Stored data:
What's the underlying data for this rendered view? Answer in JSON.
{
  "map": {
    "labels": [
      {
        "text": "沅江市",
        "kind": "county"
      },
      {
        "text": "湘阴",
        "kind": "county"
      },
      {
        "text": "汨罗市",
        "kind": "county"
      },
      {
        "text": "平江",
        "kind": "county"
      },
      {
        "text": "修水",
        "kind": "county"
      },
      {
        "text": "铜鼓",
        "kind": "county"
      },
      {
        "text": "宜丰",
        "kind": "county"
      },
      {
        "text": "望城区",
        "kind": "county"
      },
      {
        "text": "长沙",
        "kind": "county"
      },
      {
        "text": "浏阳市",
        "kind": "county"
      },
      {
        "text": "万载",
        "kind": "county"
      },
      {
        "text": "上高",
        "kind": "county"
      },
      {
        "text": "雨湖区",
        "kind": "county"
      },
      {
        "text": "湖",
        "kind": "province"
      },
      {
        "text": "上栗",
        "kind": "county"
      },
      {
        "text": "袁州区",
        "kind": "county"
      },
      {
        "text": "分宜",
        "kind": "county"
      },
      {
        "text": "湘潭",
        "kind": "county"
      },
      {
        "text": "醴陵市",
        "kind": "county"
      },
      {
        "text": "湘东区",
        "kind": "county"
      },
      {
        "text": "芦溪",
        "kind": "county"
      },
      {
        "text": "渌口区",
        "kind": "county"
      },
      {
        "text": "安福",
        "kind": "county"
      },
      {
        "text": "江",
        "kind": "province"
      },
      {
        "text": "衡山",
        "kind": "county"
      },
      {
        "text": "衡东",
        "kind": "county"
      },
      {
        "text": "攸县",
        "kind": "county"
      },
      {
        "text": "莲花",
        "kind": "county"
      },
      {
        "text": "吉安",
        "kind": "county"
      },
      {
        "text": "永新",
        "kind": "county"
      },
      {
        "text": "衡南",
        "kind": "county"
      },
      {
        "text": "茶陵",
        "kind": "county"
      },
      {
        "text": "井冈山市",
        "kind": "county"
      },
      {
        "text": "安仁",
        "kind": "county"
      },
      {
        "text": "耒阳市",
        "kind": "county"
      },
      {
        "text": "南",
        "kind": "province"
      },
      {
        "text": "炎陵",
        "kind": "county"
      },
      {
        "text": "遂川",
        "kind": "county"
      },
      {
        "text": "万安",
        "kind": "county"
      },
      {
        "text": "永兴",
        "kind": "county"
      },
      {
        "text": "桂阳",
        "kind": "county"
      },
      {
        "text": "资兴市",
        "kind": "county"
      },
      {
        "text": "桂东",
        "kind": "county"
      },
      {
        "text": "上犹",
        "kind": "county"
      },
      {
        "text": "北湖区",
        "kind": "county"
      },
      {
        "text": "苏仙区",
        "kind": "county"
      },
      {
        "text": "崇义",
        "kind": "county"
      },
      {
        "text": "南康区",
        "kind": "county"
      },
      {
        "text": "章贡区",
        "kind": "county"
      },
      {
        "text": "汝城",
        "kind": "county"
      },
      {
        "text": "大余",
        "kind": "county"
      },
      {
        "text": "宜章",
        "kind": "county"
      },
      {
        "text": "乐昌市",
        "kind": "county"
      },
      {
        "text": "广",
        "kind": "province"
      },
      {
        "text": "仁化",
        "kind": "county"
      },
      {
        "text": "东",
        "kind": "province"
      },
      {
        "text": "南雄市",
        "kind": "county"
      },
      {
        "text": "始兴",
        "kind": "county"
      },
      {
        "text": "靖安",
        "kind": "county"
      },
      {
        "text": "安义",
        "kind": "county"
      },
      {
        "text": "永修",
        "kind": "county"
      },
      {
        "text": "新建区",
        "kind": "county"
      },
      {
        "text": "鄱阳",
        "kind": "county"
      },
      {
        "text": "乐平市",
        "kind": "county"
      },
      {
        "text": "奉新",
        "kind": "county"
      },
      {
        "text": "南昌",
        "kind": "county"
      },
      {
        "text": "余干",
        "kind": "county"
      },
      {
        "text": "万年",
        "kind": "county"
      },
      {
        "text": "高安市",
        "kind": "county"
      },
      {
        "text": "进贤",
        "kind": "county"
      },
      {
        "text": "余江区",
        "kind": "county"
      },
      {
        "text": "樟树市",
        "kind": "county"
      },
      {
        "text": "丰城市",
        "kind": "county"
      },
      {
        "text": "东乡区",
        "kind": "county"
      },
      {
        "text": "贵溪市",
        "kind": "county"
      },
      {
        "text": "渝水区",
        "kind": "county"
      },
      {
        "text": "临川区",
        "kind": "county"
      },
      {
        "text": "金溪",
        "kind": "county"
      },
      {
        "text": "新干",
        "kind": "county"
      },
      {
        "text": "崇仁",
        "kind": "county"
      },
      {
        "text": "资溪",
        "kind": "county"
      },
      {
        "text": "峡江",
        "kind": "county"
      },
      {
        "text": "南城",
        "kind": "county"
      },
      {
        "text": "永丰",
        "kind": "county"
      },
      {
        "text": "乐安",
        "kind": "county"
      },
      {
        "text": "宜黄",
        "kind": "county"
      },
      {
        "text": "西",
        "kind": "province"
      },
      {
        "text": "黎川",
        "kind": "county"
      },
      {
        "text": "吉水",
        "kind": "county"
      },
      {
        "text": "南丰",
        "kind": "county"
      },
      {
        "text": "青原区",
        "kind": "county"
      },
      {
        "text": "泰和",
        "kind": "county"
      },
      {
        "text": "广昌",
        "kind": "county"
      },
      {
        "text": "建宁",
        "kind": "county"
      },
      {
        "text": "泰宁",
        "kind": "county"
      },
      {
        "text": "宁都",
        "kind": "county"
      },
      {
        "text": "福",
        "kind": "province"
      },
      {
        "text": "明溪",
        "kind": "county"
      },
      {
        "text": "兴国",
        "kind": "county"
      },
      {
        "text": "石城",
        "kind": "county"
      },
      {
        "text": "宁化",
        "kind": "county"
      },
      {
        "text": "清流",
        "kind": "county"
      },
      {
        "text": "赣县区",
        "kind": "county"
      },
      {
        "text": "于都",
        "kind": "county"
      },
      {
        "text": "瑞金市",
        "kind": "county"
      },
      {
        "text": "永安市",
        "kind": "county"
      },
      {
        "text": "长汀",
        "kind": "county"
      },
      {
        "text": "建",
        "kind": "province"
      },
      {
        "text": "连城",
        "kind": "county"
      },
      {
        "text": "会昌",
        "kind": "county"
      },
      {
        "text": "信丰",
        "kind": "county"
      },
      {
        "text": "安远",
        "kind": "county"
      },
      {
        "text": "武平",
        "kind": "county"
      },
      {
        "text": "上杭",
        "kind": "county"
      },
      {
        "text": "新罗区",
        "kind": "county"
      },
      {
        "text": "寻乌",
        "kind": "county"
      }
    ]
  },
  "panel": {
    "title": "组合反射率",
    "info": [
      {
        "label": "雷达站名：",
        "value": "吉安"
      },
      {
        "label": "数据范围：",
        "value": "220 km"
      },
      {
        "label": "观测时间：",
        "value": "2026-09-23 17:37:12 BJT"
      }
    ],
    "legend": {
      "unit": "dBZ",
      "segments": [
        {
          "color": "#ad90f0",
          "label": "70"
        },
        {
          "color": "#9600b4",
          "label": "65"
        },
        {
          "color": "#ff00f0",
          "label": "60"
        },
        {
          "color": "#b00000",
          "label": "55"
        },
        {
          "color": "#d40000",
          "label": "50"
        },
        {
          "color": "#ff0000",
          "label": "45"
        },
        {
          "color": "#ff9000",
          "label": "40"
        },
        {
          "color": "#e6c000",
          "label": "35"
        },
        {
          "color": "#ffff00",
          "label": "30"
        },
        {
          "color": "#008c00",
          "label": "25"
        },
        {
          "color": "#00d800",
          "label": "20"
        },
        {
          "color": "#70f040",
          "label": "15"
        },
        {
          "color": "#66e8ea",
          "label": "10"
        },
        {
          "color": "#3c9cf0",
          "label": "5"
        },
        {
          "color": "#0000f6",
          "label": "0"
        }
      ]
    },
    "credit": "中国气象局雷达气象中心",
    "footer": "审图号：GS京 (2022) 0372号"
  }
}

STATED GOAL:
All lines holding the word "value" should be picked out and copied.

RESULT FOR THIS EXERCISE:
        "value": "吉安"
        "value": "220 km"
        "value": "2026-09-23 17:37:12 BJT"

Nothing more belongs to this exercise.